— Work to complete —
Set down the material below in full, matching it exactly.

— Records supplied —
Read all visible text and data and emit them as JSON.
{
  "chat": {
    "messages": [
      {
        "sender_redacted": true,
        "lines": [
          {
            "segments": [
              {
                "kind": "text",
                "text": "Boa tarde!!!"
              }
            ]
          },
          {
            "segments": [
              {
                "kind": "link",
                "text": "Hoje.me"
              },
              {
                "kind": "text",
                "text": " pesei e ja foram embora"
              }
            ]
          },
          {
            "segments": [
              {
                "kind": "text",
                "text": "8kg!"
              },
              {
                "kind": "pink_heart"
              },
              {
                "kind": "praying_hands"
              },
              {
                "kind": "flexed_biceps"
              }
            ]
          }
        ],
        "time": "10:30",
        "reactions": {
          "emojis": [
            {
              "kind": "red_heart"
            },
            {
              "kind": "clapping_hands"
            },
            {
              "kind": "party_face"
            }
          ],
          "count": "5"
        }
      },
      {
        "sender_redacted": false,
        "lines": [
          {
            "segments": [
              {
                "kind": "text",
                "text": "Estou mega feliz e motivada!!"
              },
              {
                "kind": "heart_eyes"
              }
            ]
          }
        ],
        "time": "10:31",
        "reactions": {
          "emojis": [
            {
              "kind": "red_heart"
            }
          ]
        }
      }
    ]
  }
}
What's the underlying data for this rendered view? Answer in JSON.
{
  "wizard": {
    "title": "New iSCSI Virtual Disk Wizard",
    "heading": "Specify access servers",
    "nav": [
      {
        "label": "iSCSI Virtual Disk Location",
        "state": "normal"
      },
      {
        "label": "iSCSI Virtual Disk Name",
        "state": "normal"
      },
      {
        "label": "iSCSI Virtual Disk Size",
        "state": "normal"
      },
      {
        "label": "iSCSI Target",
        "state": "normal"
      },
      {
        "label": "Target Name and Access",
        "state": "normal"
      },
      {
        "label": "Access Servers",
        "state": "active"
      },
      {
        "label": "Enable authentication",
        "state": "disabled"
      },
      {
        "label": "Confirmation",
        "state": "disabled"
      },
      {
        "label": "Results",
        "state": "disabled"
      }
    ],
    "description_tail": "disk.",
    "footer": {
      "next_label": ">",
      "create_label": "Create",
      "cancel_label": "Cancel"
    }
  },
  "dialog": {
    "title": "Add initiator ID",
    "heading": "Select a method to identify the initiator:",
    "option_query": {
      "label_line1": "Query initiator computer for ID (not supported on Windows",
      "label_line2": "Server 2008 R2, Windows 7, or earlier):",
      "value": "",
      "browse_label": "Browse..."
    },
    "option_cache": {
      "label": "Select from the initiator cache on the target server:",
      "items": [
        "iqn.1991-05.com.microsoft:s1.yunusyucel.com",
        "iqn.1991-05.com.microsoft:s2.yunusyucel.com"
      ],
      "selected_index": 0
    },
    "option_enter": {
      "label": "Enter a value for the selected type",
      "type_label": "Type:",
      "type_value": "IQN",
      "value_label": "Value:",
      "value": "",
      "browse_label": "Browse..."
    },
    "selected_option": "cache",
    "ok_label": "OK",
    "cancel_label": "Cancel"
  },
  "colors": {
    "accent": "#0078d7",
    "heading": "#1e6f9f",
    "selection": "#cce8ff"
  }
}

— Answer below —
Read all visible text and data and emit them as JSON.
{
  "chat": {
    "messages": [
      {
        "sender_redacted": true,
        "lines": [
          {
            "segments": [
              {
                "kind": "text",
                "text": "Boa tarde!!!"
              }
            ]
          },
          {
            "segments": [
              {
                "kind": "link",
                "text": "Hoje.me"
              },
              {
                "kind": "text",
                "text": " pesei e ja foram embora"
              }
            ]
          },
          {
            "segments": [
              {
                "kind": "text",
                "text": "8kg!"
              },
              {
                "kind": "pink_heart"
              },
              {
                "kind": "praying_hands"
              },
              {
                "kind": "flexed_biceps"
              }
            ]
          }
        ],
        "time": "10:30",
        "reactions": {
          "emojis": [
            {
              "kind": "red_heart"
            },
            {
              "kind": "clapping_hands"
            },
            {
              "kind": "party_face"
            }
          ],
          "count": "5"
        }
      },
      {
        "sender_redacted": false,
        "lines": [
          {
            "segments": [
              {
                "kind": "text",
                "text": "Estou mega feliz e motivada!!"
              },
              {
                "kind": "heart_eyes"
              }
            ]
          }
        ],
        "time": "10:31",
        "reactions": {
          "emojis": [
            {
              "kind": "red_heart"
            }
          ]
        }
      }
    ]
  }
}
What's the underlying data for this rendered view? Answer in JSON.
{
  "wizard": {
    "title": "New iSCSI Virtual Disk Wizard",
    "heading": "Specify access servers",
    "nav": [
      {
        "label": "iSCSI Virtual Disk Location",
        "state": "normal"
      },
      {
        "label": "iSCSI Virtual Disk Name",
        "state": "normal"
      },
      {
        "label": "iSCSI Virtual Disk Size",
        "state": "normal"
      },
      {
        "label": "iSCSI Target",
        "state": "normal"
      },
      {
        "label": "Target Name and Access",
        "state": "normal"
      },
      {
        "label": "Access Servers",
        "state": "active"
      },
      {
        "label": "Enable authentication",
        "state": "disabled"
      },
      {
        "label": "Confirmation",
        "state": "disabled"
      },
      {
        "label": "Results",
        "state": "disabled"
      }
    ],
    "description_tail": "disk.",
    "footer": {
      "next_label": ">",
      "create_label": "Create",
      "cancel_label": "Cancel"
    }
  },
  "dialog": {
    "title": "Add initiator ID",
    "heading": "Select a method to identify the initiator:",
    "option_query": {
      "label_line1": "Query initiator computer for ID (not supported on Windows",
      "label_line2": "Server 2008 R2, Windows 7, or earlier):",
      "value": "",
      "browse_label": "Browse..."
    },
    "option_cache": {
      "label": "Select from the initiator cache on the target server:",
      "items": [
        "iqn.1991-05.com.microsoft:s1.yunusyucel.com",
        "iqn.1991-05.com.microsoft:s2.yunusyucel.com"
      ],
      "selected_index": 0
    },
    "option_enter": {
      "label": "Enter a value for the selected type",
      "type_label": "Type:",
      "type_value": "IQN",
      "value_label": "Value:",
      "value": "",
      "browse_label": "Browse..."
    },
    "selected_option": "cache",
    "ok_label": "OK",
    "cancel_label": "Cancel"
  },
  "colors": {
    "accent": "#0078d7",
    "heading": "#1e6f9f",
    "selection": "#cce8ff"
  }
}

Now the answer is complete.